(Request): Please quote the material exactly, every line of it.

+---+

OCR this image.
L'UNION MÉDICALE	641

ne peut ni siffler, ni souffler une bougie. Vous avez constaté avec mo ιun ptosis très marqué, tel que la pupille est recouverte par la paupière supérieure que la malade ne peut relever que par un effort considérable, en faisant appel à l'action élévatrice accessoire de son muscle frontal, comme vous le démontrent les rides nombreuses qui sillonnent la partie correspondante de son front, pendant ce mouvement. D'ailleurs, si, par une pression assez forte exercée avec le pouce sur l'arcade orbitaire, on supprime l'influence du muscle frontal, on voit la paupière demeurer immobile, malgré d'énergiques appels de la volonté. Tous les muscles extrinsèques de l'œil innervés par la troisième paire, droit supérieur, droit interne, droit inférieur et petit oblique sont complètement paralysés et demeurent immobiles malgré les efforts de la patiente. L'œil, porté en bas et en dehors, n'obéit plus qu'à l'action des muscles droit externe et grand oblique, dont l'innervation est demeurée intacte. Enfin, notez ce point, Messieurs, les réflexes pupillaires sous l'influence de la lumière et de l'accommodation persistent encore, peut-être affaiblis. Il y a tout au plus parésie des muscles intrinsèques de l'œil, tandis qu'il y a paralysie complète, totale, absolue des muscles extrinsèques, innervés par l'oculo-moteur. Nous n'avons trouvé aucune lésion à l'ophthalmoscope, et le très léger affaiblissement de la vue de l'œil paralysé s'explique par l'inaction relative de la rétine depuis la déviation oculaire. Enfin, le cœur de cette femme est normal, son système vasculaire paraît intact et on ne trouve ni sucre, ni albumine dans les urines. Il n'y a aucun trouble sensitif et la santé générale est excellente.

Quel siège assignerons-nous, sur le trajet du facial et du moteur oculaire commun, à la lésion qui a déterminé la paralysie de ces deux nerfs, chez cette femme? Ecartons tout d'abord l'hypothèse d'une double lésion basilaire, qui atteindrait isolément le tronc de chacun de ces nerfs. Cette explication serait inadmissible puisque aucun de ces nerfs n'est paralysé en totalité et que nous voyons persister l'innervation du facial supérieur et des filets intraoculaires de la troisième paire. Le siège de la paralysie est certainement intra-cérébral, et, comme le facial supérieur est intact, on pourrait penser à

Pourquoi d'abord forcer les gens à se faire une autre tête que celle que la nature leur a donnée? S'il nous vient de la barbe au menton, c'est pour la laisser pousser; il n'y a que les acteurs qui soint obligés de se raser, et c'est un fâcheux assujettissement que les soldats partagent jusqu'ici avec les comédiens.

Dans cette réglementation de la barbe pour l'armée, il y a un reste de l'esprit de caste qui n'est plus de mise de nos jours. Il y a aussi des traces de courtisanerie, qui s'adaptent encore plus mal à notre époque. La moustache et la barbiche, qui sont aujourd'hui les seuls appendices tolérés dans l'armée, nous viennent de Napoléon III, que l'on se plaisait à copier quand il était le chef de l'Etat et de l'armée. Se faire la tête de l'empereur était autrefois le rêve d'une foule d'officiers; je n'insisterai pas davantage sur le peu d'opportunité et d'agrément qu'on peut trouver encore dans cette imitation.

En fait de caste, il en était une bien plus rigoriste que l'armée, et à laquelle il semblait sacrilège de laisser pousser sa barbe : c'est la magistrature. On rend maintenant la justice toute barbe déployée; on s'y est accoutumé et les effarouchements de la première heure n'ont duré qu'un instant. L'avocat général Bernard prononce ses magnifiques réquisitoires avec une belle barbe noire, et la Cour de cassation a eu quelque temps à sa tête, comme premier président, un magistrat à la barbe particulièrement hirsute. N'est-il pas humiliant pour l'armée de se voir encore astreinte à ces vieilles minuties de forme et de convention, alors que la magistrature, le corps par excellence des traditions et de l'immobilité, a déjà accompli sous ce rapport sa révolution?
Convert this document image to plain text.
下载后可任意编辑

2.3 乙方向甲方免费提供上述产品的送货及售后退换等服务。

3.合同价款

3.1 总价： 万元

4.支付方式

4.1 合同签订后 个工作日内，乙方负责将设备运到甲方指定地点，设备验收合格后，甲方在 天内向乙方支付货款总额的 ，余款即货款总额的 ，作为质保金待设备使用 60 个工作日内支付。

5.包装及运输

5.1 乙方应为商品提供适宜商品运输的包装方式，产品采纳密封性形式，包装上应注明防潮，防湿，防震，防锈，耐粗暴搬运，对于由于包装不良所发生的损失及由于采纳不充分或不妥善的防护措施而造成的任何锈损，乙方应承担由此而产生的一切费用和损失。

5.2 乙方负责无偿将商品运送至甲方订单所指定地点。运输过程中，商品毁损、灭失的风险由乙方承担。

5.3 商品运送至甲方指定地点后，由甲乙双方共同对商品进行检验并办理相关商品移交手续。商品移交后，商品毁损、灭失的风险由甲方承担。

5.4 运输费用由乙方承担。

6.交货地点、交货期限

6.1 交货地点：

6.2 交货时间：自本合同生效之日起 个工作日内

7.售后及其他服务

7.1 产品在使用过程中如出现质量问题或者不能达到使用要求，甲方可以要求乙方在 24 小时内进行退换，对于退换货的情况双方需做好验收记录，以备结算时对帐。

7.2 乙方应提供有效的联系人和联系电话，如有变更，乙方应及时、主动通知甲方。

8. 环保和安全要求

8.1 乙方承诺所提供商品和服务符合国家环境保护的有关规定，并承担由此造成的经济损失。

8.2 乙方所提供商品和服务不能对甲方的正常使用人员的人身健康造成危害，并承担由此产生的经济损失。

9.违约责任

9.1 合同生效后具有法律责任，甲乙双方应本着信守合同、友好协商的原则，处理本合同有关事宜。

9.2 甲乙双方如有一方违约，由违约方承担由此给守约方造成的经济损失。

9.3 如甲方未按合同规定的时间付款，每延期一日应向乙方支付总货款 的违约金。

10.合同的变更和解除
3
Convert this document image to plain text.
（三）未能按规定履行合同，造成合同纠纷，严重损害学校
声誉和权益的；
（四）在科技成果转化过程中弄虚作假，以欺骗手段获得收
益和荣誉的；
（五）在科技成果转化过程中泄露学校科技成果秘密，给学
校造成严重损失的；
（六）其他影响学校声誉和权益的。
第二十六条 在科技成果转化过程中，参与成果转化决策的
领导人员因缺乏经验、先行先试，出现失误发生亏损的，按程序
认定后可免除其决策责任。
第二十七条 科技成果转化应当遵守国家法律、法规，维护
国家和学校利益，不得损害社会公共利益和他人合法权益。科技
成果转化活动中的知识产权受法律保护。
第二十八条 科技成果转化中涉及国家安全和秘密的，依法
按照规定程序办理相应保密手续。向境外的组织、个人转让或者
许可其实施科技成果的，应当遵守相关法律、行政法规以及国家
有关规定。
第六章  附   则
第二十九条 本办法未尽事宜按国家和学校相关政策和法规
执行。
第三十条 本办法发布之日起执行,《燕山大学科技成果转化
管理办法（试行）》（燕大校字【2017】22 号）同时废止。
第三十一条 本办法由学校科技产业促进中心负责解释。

+---+

(Complete response):
OCR this image.
L'UNION MÉDICALE	641

ne peut ni siffler, ni souffler une bougie. Vous avez constaté avec mo ιun ptosis très marqué, tel que la pupille est recouverte par la paupière supérieure que la malade ne peut relever que par un effort considérable, en faisant appel à l'action élévatrice accessoire de son muscle frontal, comme vous le démontrent les rides nombreuses qui sillonnent la partie correspondante de son front, pendant ce mouvement. D'ailleurs, si, par une pression assez forte exercée avec le pouce sur l'arcade orbitaire, on supprime l'influence du muscle frontal, on voit la paupière demeurer immobile, malgré d'énergiques appels de la volonté. Tous les muscles extrinsèques de l'œil innervés par la troisième paire, droit supérieur, droit interne, droit inférieur et petit oblique sont complètement paralysés et demeurent immobiles malgré les efforts de la patiente. L'œil, porté en bas et en dehors, n'obéit plus qu'à l'action des muscles droit externe et grand oblique, dont l'innervation est demeurée intacte. Enfin, notez ce point, Messieurs, les réflexes pupillaires sous l'influence de la lumière et de l'accommodation persistent encore, peut-être affaiblis. Il y a tout au plus parésie des muscles intrinsèques de l'œil, tandis qu'il y a paralysie complète, totale, absolue des muscles extrinsèques, innervés par l'oculo-moteur. Nous n'avons trouvé aucune lésion à l'ophthalmoscope, et le très léger affaiblissement de la vue de l'œil paralysé s'explique par l'inaction relative de la rétine depuis la déviation oculaire. Enfin, le cœur de cette femme est normal, son système vasculaire paraît intact et on ne trouve ni sucre, ni albumine dans les urines. Il n'y a aucun trouble sensitif et la santé générale est excellente.

Quel siège assignerons-nous, sur le trajet du facial et du moteur oculaire commun, à la lésion qui a déterminé la paralysie de ces deux nerfs, chez cette femme? Ecartons tout d'abord l'hypothèse d'une double lésion basilaire, qui atteindrait isolément le tronc de chacun de ces nerfs. Cette explication serait inadmissible puisque aucun de ces nerfs n'est paralysé en totalité et que nous voyons persister l'innervation du facial supérieur et des filets intraoculaires de la troisième paire. Le siège de la paralysie est certainement intra-cérébral, et, comme le facial supérieur est intact, on pourrait penser à

Pourquoi d'abord forcer les gens à se faire une autre tête que celle que la nature leur a donnée? S'il nous vient de la barbe au menton, c'est pour la laisser pousser; il n'y a que les acteurs qui soint obligés de se raser, et c'est un fâcheux assujettissement que les soldats partagent jusqu'ici avec les comédiens.

Dans cette réglementation de la barbe pour l'armée, il y a un reste de l'esprit de caste qui n'est plus de mise de nos jours. Il y a aussi des traces de courtisanerie, qui s'adaptent encore plus mal à notre époque. La moustache et la barbiche, qui sont aujourd'hui les seuls appendices tolérés dans l'armée, nous viennent de Napoléon III, que l'on se plaisait à copier quand il était le chef de l'Etat et de l'armée. Se faire la tête de l'empereur était autrefois le rêve d'une foule d'officiers; je n'insisterai pas davantage sur le peu d'opportunité et d'agrément qu'on peut trouver encore dans cette imitation.

En fait de caste, il en était une bien plus rigoriste que l'armée, et à laquelle il semblait sacrilège de laisser pousser sa barbe : c'est la magistrature. On rend maintenant la justice toute barbe déployée; on s'y est accoutumé et les effarouchements de la première heure n'ont duré qu'un instant. L'avocat général Bernard prononce ses magnifiques réquisitoires avec une belle barbe noire, et la Cour de cassation a eu quelque temps à sa tête, comme premier président, un magistrat à la barbe particulièrement hirsute. N'est-il pas humiliant pour l'armée de se voir encore astreinte à ces vieilles minuties de forme et de convention, alors que la magistrature, le corps par excellence des traditions et de l'immobilité, a déjà accompli sous ce rapport sa révolution?
Convert this document image to plain text.
下载后可任意编辑

2.3 乙方向甲方免费提供上述产品的送货及售后退换等服务。

3.合同价款

3.1 总价： 万元

4.支付方式

4.1 合同签订后 个工作日内，乙方负责将设备运到甲方指定地点，设备验收合格后，甲方在 天内向乙方支付货款总额的 ，余款即货款总额的 ，作为质保金待设备使用 60 个工作日内支付。

5.包装及运输

5.1 乙方应为商品提供适宜商品运输的包装方式，产品采纳密封性形式，包装上应注明防潮，防湿，防震，防锈，耐粗暴搬运，对于由于包装不良所发生的损失及由于采纳不充分或不妥善的防护措施而造成的任何锈损，乙方应承担由此而产生的一切费用和损失。

5.2 乙方负责无偿将商品运送至甲方订单所指定地点。运输过程中，商品毁损、灭失的风险由乙方承担。

5.3 商品运送至甲方指定地点后，由甲乙双方共同对商品进行检验并办理相关商品移交手续。商品移交后，商品毁损、灭失的风险由甲方承担。

5.4 运输费用由乙方承担。

6.交货地点、交货期限

6.1 交货地点：

6.2 交货时间：自本合同生效之日起 个工作日内

7.售后及其他服务

7.1 产品在使用过程中如出现质量问题或者不能达到使用要求，甲方可以要求乙方在 24 小时内进行退换，对于退换货的情况双方需做好验收记录，以备结算时对帐。

7.2 乙方应提供有效的联系人和联系电话，如有变更，乙方应及时、主动通知甲方。

8. 环保和安全要求

8.1 乙方承诺所提供商品和服务符合国家环境保护的有关规定，并承担由此造成的经济损失。

8.2 乙方所提供商品和服务不能对甲方的正常使用人员的人身健康造成危害，并承担由此产生的经济损失。

9.违约责任

9.1 合同生效后具有法律责任，甲乙双方应本着信守合同、友好协商的原则，处理本合同有关事宜。

9.2 甲乙双方如有一方违约，由违约方承担由此给守约方造成的经济损失。

9.3 如甲方未按合同规定的时间付款，每延期一日应向乙方支付总货款 的违约金。

10.合同的变更和解除
3
Convert this document image to plain text.
（三）未能按规定履行合同，造成合同纠纷，严重损害学校
声誉和权益的；
（四）在科技成果转化过程中弄虚作假，以欺骗手段获得收
益和荣誉的；
（五）在科技成果转化过程中泄露学校科技成果秘密，给学
校造成严重损失的；
（六）其他影响学校声誉和权益的。
第二十六条 在科技成果转化过程中，参与成果转化决策的
领导人员因缺乏经验、先行先试，出现失误发生亏损的，按程序
认定后可免除其决策责任。
第二十七条 科技成果转化应当遵守国家法律、法规，维护
国家和学校利益，不得损害社会公共利益和他人合法权益。科技
成果转化活动中的知识产权受法律保护。
第二十八条 科技成果转化中涉及国家安全和秘密的，依法
按照规定程序办理相应保密手续。向境外的组织、个人转让或者
许可其实施科技成果的，应当遵守相关法律、行政法规以及国家
有关规定。
第六章  附   则
第二十九条 本办法未尽事宜按国家和学校相关政策和法规
执行。
第三十条 本办法发布之日起执行,《燕山大学科技成果转化
管理办法（试行）》（燕大校字【2017】22 号）同时废止。
第三十一条 本办法由学校科技产业促进中心负责解释。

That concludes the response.